Stored data
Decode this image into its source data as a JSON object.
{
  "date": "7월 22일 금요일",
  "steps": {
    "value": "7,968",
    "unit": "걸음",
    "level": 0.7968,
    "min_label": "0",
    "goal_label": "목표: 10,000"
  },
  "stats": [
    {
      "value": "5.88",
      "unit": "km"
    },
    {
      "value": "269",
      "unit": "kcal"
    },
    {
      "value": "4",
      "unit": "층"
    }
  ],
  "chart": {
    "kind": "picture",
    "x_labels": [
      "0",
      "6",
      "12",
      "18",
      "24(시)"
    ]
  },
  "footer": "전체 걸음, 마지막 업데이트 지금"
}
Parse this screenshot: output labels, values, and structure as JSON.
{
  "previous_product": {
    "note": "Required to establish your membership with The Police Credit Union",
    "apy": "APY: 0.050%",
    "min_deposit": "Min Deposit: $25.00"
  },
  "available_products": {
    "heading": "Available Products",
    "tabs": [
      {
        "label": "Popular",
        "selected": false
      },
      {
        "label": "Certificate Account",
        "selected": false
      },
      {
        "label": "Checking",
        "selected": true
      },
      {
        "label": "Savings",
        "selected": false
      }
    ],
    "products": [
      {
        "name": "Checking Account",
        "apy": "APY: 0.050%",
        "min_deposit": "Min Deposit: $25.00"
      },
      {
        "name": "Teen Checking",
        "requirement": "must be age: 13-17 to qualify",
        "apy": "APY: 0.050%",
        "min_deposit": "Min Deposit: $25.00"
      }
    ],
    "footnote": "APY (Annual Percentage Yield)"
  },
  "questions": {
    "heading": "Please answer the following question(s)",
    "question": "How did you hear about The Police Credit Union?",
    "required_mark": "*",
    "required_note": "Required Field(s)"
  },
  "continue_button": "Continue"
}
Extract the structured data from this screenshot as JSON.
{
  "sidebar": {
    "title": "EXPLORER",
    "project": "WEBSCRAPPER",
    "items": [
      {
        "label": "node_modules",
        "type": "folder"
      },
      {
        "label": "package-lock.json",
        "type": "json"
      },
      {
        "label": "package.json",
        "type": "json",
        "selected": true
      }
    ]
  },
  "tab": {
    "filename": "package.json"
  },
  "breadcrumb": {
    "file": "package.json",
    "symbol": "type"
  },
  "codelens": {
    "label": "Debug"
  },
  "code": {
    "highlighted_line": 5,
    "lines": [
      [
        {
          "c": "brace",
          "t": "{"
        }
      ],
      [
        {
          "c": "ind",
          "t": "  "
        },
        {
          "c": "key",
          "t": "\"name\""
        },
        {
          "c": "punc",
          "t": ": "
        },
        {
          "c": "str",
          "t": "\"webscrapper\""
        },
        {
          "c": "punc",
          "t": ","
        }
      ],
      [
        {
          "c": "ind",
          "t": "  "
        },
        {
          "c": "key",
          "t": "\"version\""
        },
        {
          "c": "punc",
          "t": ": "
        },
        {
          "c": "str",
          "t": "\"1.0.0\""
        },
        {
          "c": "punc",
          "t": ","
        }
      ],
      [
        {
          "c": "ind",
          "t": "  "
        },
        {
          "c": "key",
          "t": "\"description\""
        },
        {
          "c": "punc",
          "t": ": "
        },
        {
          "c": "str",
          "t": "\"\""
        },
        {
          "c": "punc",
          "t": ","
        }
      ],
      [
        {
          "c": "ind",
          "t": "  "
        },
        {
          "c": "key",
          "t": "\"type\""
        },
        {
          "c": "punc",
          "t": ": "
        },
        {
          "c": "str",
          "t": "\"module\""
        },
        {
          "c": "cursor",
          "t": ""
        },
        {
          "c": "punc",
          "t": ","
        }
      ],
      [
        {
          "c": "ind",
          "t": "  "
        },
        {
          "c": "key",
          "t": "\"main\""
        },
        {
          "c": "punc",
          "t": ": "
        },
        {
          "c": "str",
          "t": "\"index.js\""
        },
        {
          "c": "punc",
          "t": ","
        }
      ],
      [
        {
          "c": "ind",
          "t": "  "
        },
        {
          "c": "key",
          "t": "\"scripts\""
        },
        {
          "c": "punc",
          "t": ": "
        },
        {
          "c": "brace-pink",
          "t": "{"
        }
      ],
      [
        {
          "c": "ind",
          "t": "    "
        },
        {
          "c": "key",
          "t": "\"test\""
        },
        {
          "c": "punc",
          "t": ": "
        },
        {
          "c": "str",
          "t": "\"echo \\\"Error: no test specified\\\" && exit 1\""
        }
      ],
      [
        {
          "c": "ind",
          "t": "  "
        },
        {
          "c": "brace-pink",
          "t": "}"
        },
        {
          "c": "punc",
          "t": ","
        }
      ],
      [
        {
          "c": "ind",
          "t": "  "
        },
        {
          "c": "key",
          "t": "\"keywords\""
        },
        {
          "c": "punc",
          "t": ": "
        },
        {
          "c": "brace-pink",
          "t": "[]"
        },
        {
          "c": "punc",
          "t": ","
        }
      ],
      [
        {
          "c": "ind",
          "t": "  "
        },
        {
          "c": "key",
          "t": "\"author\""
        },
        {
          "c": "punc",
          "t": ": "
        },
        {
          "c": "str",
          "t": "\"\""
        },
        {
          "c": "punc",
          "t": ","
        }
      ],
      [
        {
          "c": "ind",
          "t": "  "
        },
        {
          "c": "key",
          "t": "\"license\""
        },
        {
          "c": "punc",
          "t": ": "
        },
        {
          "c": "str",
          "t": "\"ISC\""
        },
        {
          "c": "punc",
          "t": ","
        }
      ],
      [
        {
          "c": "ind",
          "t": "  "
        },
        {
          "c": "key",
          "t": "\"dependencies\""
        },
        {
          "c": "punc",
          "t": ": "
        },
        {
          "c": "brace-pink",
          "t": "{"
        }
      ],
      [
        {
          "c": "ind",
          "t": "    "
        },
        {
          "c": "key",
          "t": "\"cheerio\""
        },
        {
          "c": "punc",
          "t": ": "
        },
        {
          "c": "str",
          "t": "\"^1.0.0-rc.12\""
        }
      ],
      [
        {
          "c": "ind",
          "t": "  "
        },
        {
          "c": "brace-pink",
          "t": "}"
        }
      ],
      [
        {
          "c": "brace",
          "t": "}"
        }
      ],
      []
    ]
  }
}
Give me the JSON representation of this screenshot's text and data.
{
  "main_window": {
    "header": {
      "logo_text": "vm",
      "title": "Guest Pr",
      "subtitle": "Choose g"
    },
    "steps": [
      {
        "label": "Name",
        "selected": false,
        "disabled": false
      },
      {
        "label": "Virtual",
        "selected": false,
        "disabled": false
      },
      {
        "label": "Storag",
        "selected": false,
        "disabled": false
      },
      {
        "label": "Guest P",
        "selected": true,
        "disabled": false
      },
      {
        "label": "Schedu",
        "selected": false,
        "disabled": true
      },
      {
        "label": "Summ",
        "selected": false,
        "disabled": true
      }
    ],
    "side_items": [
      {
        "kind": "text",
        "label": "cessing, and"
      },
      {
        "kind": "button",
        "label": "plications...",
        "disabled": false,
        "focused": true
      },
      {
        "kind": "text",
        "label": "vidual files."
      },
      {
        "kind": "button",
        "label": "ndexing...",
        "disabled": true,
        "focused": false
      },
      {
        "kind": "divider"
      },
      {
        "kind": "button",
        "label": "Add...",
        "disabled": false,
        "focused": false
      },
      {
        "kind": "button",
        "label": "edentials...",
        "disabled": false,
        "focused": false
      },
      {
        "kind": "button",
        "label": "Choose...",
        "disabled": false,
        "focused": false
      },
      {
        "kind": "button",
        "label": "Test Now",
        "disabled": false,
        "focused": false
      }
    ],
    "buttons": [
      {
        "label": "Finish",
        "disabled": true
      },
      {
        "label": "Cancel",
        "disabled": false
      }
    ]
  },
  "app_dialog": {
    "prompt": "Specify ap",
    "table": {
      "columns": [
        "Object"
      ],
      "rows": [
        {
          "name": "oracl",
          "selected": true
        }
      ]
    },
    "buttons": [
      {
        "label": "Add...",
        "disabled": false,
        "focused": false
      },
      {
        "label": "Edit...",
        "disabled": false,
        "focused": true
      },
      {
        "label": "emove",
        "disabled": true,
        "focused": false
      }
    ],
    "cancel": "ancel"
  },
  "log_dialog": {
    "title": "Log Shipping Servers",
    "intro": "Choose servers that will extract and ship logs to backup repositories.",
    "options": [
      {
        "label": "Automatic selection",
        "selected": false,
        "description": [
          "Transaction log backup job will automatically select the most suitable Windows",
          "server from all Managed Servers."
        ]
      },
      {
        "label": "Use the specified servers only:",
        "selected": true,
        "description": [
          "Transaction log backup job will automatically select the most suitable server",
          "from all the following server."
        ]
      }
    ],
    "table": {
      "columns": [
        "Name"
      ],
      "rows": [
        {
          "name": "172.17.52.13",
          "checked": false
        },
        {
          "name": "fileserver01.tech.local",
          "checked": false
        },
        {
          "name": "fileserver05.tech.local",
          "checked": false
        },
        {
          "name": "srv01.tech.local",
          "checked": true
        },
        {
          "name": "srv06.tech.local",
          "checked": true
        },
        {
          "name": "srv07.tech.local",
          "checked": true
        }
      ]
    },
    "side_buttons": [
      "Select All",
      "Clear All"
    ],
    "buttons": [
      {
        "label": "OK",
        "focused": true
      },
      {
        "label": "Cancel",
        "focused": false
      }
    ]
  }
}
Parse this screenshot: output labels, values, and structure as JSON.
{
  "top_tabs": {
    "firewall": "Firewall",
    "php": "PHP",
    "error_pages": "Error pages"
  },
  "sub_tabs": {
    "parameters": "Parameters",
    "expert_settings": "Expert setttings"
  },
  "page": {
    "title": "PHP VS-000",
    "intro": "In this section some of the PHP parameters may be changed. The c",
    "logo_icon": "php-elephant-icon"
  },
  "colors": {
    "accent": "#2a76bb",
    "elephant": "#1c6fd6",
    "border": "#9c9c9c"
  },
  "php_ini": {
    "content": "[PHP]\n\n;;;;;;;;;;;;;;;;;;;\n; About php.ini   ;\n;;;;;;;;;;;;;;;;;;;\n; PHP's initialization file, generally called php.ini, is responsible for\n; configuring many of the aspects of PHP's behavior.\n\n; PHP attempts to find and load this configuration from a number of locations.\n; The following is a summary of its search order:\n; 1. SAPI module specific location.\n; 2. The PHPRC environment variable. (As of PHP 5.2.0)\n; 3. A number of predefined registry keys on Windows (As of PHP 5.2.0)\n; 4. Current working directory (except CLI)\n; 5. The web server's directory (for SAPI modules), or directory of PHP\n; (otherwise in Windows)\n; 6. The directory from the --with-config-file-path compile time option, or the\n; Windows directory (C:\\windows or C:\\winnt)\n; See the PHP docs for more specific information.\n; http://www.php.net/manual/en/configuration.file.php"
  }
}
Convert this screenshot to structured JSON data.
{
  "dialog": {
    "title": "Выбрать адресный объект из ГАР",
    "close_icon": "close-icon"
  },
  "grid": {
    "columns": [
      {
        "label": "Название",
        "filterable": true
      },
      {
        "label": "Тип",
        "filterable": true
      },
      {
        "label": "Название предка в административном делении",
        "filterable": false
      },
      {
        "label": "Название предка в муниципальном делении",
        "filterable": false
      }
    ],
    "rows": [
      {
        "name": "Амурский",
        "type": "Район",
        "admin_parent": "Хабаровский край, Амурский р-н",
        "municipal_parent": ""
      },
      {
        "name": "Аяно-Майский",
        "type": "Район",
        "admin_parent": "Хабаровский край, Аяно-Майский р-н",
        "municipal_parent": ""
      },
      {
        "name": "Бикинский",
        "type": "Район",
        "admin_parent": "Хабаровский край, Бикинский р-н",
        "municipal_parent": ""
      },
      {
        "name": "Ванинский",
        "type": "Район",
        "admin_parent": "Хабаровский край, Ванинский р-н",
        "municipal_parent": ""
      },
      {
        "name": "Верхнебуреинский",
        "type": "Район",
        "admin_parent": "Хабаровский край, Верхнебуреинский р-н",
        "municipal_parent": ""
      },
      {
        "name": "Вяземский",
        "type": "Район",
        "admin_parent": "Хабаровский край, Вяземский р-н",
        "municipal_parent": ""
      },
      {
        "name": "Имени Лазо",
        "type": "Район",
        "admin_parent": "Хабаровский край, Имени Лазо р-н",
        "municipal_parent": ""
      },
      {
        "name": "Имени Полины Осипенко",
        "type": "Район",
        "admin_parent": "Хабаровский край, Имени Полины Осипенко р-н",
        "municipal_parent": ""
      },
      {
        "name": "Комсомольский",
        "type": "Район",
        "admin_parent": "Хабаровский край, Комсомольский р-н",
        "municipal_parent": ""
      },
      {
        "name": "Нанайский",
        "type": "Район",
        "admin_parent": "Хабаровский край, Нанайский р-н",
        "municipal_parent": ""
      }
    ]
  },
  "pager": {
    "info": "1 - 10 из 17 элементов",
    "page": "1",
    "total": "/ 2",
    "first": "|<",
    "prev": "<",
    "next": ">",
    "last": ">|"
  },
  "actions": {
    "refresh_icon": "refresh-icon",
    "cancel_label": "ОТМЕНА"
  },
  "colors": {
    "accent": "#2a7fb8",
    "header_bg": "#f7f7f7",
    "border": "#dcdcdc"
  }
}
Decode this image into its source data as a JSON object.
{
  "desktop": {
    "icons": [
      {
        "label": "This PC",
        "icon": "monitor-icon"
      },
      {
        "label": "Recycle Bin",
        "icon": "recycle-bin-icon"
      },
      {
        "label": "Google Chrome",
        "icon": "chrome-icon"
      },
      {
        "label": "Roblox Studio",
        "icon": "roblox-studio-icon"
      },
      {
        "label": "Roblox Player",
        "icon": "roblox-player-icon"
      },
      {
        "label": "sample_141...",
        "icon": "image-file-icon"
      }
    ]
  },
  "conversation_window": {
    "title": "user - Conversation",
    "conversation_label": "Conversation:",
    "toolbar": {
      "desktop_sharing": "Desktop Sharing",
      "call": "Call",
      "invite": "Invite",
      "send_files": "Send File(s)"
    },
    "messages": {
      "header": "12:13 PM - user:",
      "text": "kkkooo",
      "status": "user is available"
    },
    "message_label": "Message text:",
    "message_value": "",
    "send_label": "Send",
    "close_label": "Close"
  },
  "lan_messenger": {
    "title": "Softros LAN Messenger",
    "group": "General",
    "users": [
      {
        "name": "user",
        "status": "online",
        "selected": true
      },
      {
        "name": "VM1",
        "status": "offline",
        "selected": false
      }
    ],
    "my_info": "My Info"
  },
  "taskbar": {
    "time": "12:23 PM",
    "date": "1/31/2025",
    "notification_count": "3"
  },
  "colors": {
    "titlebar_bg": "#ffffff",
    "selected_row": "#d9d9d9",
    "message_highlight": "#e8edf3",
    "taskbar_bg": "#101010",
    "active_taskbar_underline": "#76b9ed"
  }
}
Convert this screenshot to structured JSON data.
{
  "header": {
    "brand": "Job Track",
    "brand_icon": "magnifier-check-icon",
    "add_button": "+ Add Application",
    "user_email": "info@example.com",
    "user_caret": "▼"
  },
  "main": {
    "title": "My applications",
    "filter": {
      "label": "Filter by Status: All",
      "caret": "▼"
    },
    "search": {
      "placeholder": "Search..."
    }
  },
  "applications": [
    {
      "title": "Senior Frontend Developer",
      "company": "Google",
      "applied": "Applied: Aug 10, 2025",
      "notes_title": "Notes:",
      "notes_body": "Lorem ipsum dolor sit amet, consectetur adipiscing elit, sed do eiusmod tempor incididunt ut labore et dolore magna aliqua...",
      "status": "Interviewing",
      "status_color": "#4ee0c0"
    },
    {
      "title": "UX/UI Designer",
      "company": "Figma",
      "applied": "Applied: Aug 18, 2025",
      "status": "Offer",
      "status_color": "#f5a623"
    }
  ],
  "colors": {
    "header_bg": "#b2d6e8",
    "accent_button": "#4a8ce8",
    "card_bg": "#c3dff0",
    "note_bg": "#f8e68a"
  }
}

* DIRECTION
Only the number is wanted: how many lines in the entries above contain the word "intro"?

* RESULT
2